__Task goal__
What follows is a listing; give it again exactly, in its entirety.

__Dataset records__
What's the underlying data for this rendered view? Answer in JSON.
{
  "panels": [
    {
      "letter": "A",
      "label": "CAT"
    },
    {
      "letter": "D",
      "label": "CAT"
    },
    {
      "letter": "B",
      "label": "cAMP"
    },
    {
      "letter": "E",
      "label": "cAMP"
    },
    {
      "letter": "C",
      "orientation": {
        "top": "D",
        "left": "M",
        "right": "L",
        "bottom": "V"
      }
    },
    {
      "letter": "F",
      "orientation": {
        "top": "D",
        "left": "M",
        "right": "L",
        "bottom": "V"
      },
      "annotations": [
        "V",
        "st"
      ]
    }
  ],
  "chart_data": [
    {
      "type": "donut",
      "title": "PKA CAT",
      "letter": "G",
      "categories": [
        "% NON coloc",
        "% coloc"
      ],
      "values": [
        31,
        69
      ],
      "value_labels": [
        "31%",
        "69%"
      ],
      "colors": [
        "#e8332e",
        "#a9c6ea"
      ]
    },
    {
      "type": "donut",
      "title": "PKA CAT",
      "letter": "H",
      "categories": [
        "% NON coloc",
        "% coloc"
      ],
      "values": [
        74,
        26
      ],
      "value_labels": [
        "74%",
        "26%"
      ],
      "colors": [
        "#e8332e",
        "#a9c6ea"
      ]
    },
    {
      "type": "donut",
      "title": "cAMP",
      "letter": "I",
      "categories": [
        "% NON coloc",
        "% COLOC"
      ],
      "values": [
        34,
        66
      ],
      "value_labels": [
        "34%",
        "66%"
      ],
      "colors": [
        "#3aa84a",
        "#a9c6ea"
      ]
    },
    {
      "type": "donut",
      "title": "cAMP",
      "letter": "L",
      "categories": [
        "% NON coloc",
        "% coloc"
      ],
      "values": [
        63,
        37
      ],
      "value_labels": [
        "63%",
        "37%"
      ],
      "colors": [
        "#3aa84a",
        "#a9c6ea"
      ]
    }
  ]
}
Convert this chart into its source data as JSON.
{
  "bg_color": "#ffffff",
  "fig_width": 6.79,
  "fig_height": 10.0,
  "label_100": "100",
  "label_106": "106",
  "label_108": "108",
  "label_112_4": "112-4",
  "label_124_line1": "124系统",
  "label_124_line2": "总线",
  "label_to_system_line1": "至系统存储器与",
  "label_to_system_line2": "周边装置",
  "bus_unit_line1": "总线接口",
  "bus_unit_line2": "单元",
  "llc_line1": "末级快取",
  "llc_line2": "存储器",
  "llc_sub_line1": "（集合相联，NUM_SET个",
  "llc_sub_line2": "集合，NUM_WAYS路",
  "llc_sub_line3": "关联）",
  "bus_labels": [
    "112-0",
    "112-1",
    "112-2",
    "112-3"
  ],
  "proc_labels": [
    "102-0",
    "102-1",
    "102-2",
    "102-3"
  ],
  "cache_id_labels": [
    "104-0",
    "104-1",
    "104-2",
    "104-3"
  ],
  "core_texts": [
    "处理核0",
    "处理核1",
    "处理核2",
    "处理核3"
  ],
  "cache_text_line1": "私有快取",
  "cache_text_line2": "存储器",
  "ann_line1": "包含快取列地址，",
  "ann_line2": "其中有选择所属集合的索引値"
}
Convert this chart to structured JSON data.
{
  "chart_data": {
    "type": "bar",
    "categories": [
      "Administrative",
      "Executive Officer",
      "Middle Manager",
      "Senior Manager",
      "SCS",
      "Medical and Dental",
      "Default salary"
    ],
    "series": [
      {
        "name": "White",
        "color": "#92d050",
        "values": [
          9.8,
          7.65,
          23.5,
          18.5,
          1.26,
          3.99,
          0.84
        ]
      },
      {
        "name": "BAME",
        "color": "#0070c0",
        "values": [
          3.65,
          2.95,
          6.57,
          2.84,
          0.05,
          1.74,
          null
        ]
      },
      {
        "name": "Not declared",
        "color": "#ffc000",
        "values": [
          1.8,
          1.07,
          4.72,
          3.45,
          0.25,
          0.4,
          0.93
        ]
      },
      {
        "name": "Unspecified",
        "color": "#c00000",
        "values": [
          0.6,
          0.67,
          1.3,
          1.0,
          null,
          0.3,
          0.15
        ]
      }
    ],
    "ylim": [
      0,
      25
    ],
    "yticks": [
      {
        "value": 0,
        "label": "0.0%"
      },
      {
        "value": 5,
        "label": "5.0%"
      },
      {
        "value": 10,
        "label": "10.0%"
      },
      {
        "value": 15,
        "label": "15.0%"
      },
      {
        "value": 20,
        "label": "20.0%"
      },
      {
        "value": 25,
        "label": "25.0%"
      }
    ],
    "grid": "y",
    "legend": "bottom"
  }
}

__Result__
What's the underlying data for this rendered view? Answer in JSON.
{
  "panels": [
    {
      "letter": "A",
      "label": "CAT"
    },
    {
      "letter": "D",
      "label": "CAT"
    },
    {
      "letter": "B",
      "label": "cAMP"
    },
    {
      "letter": "E",
      "label": "cAMP"
    },
    {
      "letter": "C",
      "orientation": {
        "top": "D",
        "left": "M",
        "right": "L",
        "bottom": "V"
      }
    },
    {
      "letter": "F",
      "orientation": {
        "top": "D",
        "left": "M",
        "right": "L",
        "bottom": "V"
      },
      "annotations": [
        "V",
        "st"
      ]
    }
  ],
  "chart_data": [
    {
      "type": "donut",
      "title": "PKA CAT",
      "letter": "G",
      "categories": [
        "% NON coloc",
        "% coloc"
      ],
      "values": [
        31,
        69
      ],
      "value_labels": [
        "31%",
        "69%"
      ],
      "colors": [
        "#e8332e",
        "#a9c6ea"
      ]
    },
    {
      "type": "donut",
      "title": "PKA CAT",
      "letter": "H",
      "categories": [
        "% NON coloc",
        "% coloc"
      ],
      "values": [
        74,
        26
      ],
      "value_labels": [
        "74%",
        "26%"
      ],
      "colors": [
        "#e8332e",
        "#a9c6ea"
      ]
    },
    {
      "type": "donut",
      "title": "cAMP",
      "letter": "I",
      "categories": [
        "% NON coloc",
        "% COLOC"
      ],
      "values": [
        34,
        66
      ],
      "value_labels": [
        "34%",
        "66%"
      ],
      "colors": [
        "#3aa84a",
        "#a9c6ea"
      ]
    },
    {
      "type": "donut",
      "title": "cAMP",
      "letter": "L",
      "categories": [
        "% NON coloc",
        "% coloc"
      ],
      "values": [
        63,
        37
      ],
      "value_labels": [
        "63%",
        "37%"
      ],
      "colors": [
        "#3aa84a",
        "#a9c6ea"
      ]
    }
  ]
}
Convert this chart into its source data as JSON.
{
  "bg_color": "#ffffff",
  "fig_width": 6.79,
  "fig_height": 10.0,
  "label_100": "100",
  "label_106": "106",
  "label_108": "108",
  "label_112_4": "112-4",
  "label_124_line1": "124系统",
  "label_124_line2": "总线",
  "label_to_system_line1": "至系统存储器与",
  "label_to_system_line2": "周边装置",
  "bus_unit_line1": "总线接口",
  "bus_unit_line2": "单元",
  "llc_line1": "末级快取",
  "llc_line2": "存储器",
  "llc_sub_line1": "（集合相联，NUM_SET个",
  "llc_sub_line2": "集合，NUM_WAYS路",
  "llc_sub_line3": "关联）",
  "bus_labels": [
    "112-0",
    "112-1",
    "112-2",
    "112-3"
  ],
  "proc_labels": [
    "102-0",
    "102-1",
    "102-2",
    "102-3"
  ],
  "cache_id_labels": [
    "104-0",
    "104-1",
    "104-2",
    "104-3"
  ],
  "core_texts": [
    "处理核0",
    "处理核1",
    "处理核2",
    "处理核3"
  ],
  "cache_text_line1": "私有快取",
  "cache_text_line2": "存储器",
  "ann_line1": "包含快取列地址，",
  "ann_line2": "其中有选择所属集合的索引値"
}
Convert this chart to structured JSON data.
{
  "chart_data": {
    "type": "bar",
    "categories": [
      "Administrative",
      "Executive Officer",
      "Middle Manager",
      "Senior Manager",
      "SCS",
      "Medical and Dental",
      "Default salary"
    ],
    "series": [
      {
        "name": "White",
        "color": "#92d050",
        "values": [
          9.8,
          7.65,
          23.5,
          18.5,
          1.26,
          3.99,
          0.84
        ]
      },
      {
        "name": "BAME",
        "color": "#0070c0",
        "values": [
          3.65,
          2.95,
          6.57,
          2.84,
          0.05,
          1.74,
          null
        ]
      },
      {
        "name": "Not declared",
        "color": "#ffc000",
        "values": [
          1.8,
          1.07,
          4.72,
          3.45,
          0.25,
          0.4,
          0.93
        ]
      },
      {
        "name": "Unspecified",
        "color": "#c00000",
        "values": [
          0.6,
          0.67,
          1.3,
          1.0,
          null,
          0.3,
          0.15
        ]
      }
    ],
    "ylim": [
      0,
      25
    ],
    "yticks": [
      {
        "value": 0,
        "label": "0.0%"
      },
      {
        "value": 5,
        "label": "5.0%"
      },
      {
        "value": 10,
        "label": "10.0%"
      },
      {
        "value": 15,
        "label": "15.0%"
      },
      {
        "value": 20,
        "label": "20.0%"
      },
      {
        "value": 25,
        "label": "25.0%"
      }
    ],
    "grid": "y",
    "legend": "bottom"
  }
}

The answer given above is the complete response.